▶ _DATASET RECORDS_
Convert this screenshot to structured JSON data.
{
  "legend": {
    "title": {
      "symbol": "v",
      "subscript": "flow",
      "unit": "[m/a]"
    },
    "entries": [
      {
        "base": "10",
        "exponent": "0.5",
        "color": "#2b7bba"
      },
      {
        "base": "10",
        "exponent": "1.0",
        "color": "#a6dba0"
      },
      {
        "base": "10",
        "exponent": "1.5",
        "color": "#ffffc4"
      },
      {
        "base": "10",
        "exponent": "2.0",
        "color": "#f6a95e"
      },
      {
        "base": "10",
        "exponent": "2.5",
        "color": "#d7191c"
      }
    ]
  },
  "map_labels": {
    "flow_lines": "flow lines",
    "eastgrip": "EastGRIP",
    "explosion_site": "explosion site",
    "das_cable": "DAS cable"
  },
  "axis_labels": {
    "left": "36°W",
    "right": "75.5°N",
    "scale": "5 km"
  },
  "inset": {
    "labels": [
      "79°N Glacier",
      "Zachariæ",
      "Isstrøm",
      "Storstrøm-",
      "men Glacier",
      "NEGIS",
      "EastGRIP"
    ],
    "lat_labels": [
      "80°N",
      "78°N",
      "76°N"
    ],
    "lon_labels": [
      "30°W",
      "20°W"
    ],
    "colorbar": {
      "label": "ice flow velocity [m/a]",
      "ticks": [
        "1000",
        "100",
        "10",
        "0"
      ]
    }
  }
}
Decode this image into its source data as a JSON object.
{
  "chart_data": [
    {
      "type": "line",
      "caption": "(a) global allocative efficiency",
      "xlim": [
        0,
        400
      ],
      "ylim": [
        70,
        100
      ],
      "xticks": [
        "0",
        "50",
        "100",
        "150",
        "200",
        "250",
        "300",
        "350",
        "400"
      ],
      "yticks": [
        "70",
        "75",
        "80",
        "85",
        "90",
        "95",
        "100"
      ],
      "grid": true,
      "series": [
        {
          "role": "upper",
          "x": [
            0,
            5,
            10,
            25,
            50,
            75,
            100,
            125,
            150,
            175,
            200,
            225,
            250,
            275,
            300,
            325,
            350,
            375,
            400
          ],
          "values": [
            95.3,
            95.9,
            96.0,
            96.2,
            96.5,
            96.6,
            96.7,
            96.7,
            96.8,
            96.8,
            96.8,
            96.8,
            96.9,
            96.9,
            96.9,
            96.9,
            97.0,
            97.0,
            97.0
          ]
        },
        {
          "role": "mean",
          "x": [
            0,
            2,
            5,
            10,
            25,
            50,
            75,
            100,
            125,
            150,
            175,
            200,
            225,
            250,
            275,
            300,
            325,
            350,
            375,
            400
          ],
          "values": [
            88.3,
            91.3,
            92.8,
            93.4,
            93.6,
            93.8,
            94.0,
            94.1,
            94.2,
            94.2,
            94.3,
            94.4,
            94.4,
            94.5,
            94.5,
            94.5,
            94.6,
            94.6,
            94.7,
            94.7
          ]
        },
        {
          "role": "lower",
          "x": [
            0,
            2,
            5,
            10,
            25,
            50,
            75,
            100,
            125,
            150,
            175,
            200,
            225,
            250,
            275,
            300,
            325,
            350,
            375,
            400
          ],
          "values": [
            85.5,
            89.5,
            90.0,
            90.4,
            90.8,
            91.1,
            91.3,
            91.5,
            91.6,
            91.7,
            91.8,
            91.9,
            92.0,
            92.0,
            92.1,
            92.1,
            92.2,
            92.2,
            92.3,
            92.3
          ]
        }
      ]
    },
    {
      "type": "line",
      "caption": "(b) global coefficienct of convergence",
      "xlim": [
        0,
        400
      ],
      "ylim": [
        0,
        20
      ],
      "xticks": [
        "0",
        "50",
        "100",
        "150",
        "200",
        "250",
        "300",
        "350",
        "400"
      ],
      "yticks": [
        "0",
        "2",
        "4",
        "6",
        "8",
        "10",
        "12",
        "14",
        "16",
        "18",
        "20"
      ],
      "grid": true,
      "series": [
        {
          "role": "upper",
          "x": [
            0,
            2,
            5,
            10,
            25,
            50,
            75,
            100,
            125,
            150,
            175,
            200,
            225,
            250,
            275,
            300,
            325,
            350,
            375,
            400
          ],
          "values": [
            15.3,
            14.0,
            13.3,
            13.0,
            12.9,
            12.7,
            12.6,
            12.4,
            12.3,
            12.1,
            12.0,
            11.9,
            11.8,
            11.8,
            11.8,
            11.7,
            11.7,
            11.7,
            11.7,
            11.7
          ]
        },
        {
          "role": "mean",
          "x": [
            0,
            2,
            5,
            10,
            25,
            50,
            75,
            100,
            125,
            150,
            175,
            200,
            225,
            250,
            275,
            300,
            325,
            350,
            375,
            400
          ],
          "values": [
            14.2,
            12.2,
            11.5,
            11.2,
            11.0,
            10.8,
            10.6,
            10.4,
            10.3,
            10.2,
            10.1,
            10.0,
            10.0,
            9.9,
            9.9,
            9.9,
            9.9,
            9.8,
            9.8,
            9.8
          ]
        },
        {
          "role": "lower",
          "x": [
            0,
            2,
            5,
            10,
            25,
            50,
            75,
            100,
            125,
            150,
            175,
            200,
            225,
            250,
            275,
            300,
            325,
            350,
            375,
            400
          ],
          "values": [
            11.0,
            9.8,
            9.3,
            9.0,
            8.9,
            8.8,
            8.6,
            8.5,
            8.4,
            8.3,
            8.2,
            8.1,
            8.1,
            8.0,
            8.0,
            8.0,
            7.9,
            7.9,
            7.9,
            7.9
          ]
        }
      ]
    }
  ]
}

▶ _INSTRUCTIONS FOR THE TASK_
Which lines include "flow"? Copy each of them out.

▶ _IN RESPONSE_
      "subscript": "flow",
    "flow_lines": "flow lines",
      "label": "ice flow velocity [m/a]",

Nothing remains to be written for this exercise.